- _PROVIDED TEXT_:
+===+

Description from
Flora of China
Balsamina hortensis Desportes (1816), not A. St.-Hilaire (1808).
Plants annual, 60-100 cm tall. Stem erect, robust, base ca. 8 mm in diam., succulent, simple or branched, glabrous or laxly pubescent when young, with many fibrous roots, lower nodes swollen. Leaves alternate, sometimes lowest ones opposite; petiole 1-3 cm, adaxially shallowly sulcate, both sides with few pairs of stipitate glands; leaf blade lanceolate, narrowly elliptic, or oblanceolate, 4-12 × 1.5-3 cm, with a pair of sessile black glands toward base, both surfaces glabrous or sparsely pubescent, lateral veins 4-7 pairs, base cuneate, margin deeply serrate, apex acuminate. Inflorescences 1-flowered, or 2 or 3 flowers fascicled in leaf axils, without peduncles. Pedicels 2-2.5 cm, densely pubescent, bracteate at base; bracts linear. Flowers white, pink, or purple, simple or double petalous. Lateral sepals 2, ovate or ovate-lanceolate, 2-3 mm. Lower sepal deeply navicular, 13-19 × 4-8 mm, pubescent, abruptly narrowed into an incurved spur; spur 1-2.5 cm, slender. Upper petal orbicular, apex retuse, mucronulate, abaxial midvein narrowly carinate; lateral united petals shortly clawed, 2.3-2.5 cm, 2-lobed; basal lobes obovate-oblong, small; distal lobes suborbicular, apically retuse; auricule narrow. Stamens 5; filaments linear; anthers ovoid, apex obtuse. Ovary fusiform, densely pubescent. Capsule broadly fusiform, 1-2 cm, densely tomentose, narrowed at both ends. Seeds many, black-brown, globose, 1.5-3 mm in diam., tuberculate. Fl. Jul-Oct. 2n = 14*.

+===+

- _SUPPLIED MATERIAL_:
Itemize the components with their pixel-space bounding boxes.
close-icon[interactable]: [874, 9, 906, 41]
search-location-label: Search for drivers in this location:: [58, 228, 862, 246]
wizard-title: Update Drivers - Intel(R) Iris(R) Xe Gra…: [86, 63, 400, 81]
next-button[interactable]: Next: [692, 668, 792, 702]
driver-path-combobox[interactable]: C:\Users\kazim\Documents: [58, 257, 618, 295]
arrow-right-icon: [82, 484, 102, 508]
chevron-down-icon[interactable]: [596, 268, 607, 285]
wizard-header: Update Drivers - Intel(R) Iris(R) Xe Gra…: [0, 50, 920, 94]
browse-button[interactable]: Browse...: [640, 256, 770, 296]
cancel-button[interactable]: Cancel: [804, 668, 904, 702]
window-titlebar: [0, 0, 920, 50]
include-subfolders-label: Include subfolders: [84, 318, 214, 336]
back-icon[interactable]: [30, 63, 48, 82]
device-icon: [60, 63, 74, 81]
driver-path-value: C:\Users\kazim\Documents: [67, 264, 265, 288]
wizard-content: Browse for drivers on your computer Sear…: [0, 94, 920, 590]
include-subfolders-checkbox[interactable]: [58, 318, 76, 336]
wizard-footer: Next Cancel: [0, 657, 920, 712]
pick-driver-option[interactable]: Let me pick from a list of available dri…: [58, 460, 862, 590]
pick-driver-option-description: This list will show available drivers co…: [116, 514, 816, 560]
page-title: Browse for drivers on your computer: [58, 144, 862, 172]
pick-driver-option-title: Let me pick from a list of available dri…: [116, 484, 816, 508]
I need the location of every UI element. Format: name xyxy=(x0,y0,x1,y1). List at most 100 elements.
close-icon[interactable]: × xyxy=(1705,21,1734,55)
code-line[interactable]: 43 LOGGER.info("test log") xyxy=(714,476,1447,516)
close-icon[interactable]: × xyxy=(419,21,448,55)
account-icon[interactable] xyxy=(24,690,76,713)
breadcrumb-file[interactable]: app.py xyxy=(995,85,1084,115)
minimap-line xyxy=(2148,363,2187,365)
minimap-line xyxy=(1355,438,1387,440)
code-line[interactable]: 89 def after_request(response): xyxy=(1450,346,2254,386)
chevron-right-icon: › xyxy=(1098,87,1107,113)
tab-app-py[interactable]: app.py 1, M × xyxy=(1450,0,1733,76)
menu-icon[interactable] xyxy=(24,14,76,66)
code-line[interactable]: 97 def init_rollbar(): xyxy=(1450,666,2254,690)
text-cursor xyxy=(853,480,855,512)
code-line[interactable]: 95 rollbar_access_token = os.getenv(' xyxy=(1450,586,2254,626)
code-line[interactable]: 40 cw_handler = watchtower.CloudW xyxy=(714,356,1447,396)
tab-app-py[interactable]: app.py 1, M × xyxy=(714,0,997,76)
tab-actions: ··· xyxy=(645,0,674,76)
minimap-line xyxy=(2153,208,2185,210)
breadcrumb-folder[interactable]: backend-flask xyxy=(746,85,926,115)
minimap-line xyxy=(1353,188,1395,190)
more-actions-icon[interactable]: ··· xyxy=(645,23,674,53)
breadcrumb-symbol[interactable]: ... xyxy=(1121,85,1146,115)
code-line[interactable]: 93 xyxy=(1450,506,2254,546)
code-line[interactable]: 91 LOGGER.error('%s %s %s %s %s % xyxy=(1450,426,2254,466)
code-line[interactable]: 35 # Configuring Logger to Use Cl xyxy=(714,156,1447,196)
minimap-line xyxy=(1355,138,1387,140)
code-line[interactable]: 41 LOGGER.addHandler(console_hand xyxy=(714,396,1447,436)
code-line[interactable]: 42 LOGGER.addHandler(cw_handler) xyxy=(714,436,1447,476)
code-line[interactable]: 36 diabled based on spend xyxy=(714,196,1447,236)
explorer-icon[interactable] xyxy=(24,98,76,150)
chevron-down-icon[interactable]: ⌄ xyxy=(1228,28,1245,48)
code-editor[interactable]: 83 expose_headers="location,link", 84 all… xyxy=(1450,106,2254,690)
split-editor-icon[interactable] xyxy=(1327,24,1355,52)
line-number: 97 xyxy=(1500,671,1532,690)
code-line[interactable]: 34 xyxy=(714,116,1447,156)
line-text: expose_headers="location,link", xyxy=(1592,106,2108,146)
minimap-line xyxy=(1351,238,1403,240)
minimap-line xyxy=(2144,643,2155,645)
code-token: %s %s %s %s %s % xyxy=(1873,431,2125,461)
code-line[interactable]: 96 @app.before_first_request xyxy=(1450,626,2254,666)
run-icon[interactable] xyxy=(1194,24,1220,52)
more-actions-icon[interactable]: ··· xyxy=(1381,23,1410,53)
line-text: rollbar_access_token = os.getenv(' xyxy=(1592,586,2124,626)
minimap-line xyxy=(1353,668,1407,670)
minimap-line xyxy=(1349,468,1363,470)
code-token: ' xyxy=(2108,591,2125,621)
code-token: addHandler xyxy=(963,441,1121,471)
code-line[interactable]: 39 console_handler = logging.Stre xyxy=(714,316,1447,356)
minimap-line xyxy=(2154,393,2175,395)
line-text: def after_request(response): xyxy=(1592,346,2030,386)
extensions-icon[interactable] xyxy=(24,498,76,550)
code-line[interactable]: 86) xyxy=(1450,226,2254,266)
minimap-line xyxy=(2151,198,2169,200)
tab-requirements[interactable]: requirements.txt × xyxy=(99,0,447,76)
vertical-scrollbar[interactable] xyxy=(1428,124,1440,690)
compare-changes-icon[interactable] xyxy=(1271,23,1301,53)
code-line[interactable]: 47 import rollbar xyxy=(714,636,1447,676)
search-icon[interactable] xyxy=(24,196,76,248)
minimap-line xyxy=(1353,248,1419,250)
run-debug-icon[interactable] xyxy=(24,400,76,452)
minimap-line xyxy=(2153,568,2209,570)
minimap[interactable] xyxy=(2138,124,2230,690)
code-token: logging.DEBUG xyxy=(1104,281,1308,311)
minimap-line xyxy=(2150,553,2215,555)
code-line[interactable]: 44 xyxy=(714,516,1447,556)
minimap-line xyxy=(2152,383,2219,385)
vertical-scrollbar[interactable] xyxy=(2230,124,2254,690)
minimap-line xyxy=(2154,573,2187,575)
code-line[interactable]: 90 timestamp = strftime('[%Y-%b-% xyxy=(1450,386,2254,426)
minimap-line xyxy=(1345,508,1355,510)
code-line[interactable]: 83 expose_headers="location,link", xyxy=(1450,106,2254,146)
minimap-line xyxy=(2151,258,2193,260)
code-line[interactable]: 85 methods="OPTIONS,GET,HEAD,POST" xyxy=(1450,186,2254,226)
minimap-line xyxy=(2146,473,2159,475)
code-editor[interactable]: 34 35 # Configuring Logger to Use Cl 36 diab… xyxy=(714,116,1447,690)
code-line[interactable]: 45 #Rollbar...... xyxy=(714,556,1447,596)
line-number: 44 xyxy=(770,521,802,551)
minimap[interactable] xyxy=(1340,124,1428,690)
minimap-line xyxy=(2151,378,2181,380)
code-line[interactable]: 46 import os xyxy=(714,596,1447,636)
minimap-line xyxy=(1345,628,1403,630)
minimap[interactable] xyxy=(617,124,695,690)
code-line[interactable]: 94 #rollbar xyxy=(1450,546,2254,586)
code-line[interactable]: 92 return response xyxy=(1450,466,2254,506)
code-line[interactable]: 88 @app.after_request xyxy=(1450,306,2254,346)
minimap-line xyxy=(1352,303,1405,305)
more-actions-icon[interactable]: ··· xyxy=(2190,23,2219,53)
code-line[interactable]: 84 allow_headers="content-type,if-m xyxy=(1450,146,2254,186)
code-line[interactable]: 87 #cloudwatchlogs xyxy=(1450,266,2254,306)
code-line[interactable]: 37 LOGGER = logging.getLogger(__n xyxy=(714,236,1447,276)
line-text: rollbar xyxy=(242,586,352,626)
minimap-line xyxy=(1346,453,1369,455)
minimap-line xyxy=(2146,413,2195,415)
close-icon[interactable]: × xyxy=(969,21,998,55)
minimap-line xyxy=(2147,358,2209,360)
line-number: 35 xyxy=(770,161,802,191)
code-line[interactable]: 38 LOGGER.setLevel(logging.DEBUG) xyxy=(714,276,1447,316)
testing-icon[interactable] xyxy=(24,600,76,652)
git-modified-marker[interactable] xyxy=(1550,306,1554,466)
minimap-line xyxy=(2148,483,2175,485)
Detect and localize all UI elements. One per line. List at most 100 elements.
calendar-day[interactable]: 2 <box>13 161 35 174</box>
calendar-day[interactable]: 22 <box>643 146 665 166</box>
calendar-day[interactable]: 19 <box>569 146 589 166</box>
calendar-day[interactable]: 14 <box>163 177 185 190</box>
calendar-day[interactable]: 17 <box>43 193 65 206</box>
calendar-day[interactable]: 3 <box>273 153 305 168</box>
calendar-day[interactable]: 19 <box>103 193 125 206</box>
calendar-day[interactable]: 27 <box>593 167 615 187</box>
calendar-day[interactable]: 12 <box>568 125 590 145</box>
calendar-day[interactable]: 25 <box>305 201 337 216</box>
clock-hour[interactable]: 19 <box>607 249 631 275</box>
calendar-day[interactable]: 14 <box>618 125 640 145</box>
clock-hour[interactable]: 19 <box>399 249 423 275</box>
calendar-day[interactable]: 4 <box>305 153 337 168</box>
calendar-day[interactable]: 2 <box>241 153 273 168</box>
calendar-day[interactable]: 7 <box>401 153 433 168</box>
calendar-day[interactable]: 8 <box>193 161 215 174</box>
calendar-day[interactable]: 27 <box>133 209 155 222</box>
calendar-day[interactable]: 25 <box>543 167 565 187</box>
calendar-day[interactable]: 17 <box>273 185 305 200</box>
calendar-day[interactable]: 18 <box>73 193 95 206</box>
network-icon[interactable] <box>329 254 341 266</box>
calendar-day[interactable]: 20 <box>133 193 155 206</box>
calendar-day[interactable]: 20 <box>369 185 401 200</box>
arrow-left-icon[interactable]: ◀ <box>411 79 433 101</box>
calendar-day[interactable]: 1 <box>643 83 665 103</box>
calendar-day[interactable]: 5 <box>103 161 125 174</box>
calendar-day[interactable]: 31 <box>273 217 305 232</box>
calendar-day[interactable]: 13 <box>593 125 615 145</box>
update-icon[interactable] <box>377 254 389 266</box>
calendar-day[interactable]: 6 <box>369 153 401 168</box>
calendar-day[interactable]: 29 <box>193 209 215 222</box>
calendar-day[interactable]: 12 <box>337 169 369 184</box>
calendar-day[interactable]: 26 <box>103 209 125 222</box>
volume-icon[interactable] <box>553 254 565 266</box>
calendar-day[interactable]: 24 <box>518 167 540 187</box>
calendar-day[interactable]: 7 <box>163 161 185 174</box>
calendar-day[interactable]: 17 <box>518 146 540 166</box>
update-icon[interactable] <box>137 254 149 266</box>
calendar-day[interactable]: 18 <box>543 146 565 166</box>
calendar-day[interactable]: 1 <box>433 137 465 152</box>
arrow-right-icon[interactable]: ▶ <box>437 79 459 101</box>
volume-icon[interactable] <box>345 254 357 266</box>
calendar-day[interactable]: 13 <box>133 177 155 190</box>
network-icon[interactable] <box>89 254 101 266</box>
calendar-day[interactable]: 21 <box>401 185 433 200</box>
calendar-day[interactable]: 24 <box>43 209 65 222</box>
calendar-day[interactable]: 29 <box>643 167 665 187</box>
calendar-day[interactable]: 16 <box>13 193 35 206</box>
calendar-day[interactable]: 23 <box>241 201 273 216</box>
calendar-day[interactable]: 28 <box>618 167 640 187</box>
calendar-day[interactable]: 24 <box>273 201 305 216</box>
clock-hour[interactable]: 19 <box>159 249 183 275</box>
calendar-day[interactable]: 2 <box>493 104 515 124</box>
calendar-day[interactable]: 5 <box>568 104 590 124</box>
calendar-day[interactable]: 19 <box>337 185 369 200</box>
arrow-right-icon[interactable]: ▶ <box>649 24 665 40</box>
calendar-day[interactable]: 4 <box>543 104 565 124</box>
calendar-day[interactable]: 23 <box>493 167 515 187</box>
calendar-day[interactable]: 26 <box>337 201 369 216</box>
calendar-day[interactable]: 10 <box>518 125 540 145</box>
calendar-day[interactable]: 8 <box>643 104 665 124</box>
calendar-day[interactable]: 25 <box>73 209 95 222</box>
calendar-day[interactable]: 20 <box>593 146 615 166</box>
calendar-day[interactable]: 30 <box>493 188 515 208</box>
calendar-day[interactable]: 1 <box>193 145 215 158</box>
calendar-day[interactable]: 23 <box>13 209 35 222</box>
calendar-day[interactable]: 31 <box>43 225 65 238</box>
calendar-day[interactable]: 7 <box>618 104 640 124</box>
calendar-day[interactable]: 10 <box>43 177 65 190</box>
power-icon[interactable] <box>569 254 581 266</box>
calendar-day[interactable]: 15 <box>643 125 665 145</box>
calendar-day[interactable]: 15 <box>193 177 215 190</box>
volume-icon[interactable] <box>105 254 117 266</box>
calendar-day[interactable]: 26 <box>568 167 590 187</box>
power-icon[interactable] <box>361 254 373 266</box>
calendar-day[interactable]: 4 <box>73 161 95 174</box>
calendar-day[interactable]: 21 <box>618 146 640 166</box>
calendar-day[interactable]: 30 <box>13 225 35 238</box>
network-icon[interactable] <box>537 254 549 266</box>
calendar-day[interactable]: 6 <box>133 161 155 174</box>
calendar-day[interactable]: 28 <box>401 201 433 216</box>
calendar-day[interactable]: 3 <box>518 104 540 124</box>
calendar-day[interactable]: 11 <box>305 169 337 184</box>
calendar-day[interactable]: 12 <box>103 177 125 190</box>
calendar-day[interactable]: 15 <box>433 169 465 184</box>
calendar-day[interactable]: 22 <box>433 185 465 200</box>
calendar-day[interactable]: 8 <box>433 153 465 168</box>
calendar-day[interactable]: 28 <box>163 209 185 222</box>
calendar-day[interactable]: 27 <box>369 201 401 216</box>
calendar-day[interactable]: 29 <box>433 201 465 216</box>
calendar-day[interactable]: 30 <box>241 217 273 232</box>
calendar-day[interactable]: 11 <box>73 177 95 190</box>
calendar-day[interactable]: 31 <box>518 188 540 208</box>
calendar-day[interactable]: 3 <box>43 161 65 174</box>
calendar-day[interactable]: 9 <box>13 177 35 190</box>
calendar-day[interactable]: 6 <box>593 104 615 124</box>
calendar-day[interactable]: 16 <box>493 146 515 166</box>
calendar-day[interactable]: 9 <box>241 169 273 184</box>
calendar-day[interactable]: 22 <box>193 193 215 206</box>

+===+

- _ASSIGNMENT_:
According to the Flora of China description, how many stamens does each flower have?

- _ANSWER FOR THIS EXERCISE_:
Five.